* start Supplied records *
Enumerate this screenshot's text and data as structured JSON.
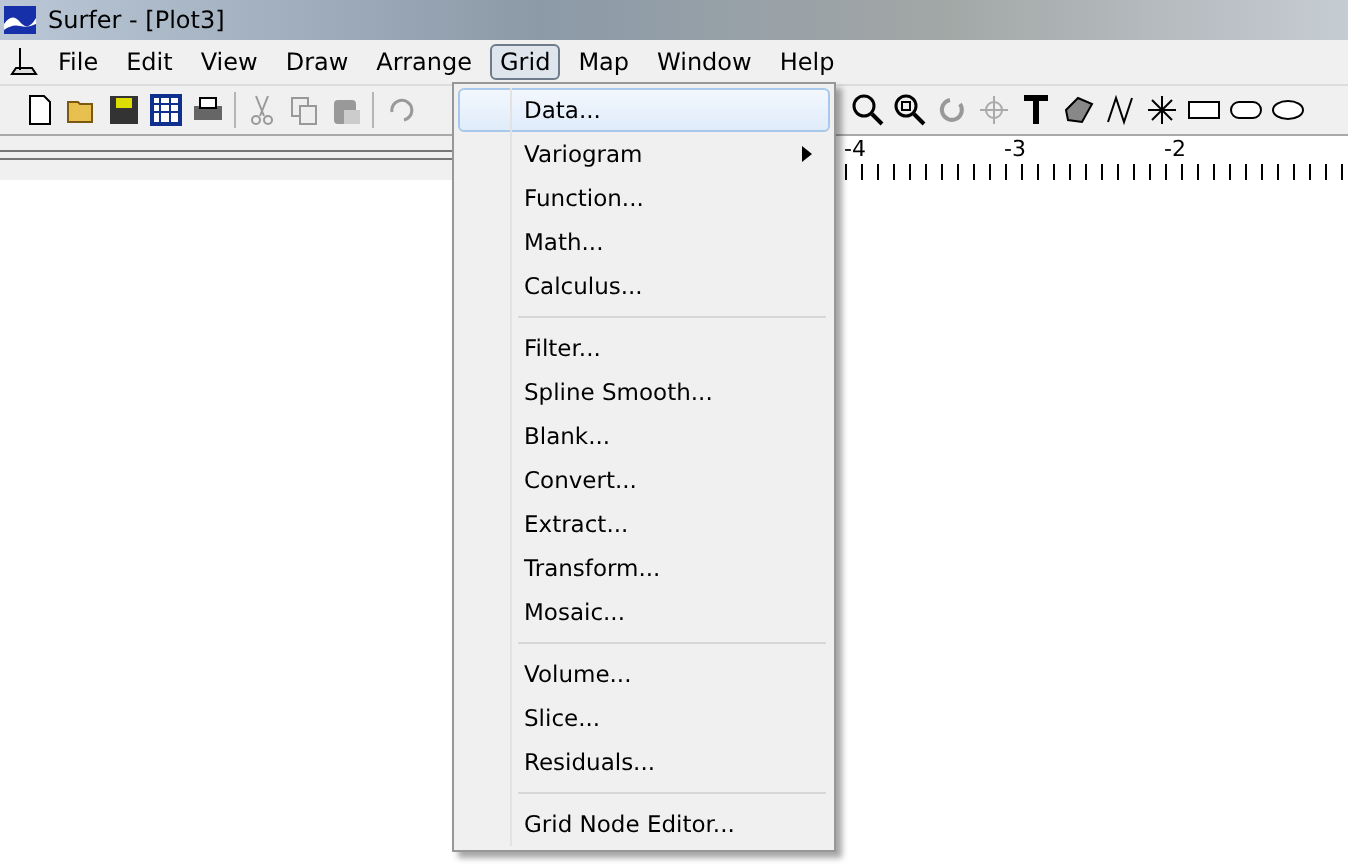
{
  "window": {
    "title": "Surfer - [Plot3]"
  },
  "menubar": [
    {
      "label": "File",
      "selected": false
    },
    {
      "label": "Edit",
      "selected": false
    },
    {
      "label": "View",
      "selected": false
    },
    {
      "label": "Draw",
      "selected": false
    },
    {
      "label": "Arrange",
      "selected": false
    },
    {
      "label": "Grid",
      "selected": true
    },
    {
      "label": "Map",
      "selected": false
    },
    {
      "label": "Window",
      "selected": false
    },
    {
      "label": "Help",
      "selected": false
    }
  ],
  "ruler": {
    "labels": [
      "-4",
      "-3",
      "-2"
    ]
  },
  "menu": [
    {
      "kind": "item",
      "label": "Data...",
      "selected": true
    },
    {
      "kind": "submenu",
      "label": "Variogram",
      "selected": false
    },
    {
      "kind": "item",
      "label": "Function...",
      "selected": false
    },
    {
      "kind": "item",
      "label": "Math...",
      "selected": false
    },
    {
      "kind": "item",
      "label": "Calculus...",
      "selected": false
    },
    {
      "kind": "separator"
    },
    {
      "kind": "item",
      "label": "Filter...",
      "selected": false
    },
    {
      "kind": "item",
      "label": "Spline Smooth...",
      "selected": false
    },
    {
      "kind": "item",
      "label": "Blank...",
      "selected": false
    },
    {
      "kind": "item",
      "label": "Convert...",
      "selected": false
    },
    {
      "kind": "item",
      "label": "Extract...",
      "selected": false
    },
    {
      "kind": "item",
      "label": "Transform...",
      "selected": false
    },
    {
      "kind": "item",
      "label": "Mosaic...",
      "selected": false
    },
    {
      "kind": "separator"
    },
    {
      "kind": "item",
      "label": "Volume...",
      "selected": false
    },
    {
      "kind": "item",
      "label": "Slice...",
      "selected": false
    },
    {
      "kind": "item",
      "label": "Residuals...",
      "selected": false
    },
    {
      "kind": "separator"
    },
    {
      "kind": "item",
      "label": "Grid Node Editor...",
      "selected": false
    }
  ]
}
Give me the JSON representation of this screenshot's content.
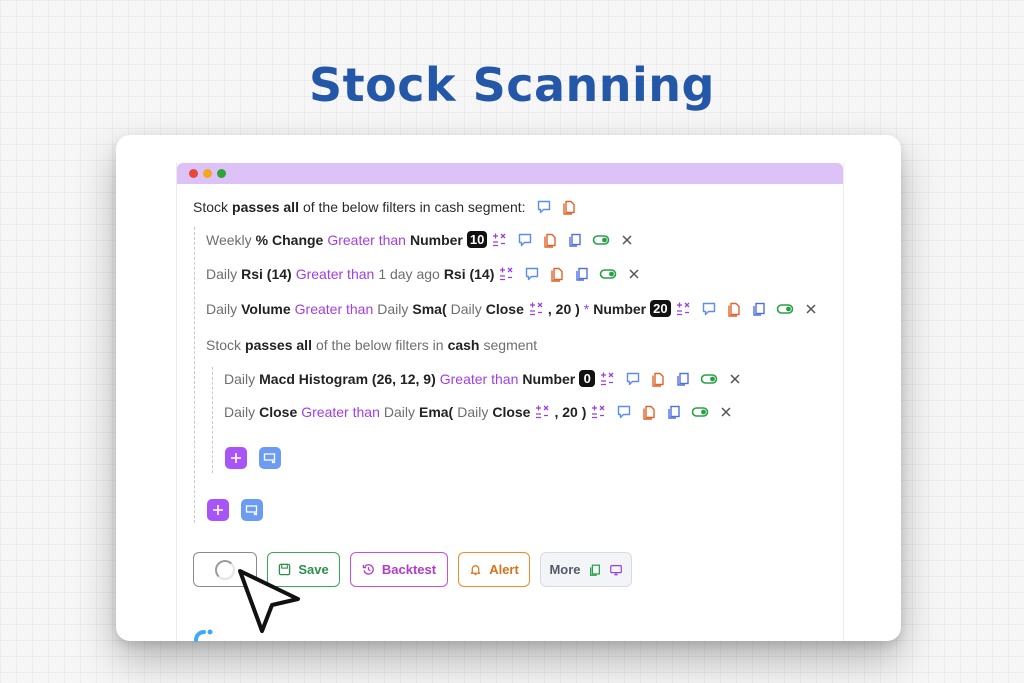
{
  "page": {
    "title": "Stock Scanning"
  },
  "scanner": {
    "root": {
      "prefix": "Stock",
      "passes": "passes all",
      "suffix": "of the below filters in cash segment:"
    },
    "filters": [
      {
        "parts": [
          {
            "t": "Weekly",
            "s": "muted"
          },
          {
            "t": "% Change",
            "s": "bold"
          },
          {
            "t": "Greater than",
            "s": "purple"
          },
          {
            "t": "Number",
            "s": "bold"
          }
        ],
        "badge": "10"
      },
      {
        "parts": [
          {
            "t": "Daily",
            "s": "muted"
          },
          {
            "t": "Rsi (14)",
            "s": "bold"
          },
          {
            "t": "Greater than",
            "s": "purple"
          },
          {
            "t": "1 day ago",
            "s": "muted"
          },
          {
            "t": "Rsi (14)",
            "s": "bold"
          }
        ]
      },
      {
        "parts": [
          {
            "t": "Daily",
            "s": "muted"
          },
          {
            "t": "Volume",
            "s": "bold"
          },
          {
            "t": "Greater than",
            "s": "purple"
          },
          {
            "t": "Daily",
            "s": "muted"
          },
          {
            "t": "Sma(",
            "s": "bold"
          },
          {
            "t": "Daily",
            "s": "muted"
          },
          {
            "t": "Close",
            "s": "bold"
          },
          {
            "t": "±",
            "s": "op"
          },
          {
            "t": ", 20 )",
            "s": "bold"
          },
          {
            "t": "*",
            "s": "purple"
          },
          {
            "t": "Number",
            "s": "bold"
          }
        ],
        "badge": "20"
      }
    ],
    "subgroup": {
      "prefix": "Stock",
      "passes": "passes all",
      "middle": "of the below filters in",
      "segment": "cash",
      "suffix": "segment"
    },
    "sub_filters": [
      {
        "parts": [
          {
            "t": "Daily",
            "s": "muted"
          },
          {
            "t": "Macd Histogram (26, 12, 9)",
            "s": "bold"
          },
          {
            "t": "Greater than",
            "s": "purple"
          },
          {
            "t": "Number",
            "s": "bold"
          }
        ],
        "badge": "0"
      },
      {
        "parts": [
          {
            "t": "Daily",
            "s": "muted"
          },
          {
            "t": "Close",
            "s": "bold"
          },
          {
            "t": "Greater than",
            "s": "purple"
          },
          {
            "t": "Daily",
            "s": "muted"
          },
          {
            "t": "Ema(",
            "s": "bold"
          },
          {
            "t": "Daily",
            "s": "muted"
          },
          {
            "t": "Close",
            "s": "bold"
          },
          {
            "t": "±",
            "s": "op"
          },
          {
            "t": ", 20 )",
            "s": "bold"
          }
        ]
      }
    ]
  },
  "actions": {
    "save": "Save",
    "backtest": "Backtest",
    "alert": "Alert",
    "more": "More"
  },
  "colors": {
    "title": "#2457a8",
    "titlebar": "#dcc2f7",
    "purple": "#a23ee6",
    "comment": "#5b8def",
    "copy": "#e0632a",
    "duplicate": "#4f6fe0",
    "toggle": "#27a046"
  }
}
* end Supplied records *
Go through the listing above and locate each line that holds the word "JSON". Copy those lines.

Enumerate this screenshot's text and data as structured JSON.
Give me the JSON representation of this screenshot's content.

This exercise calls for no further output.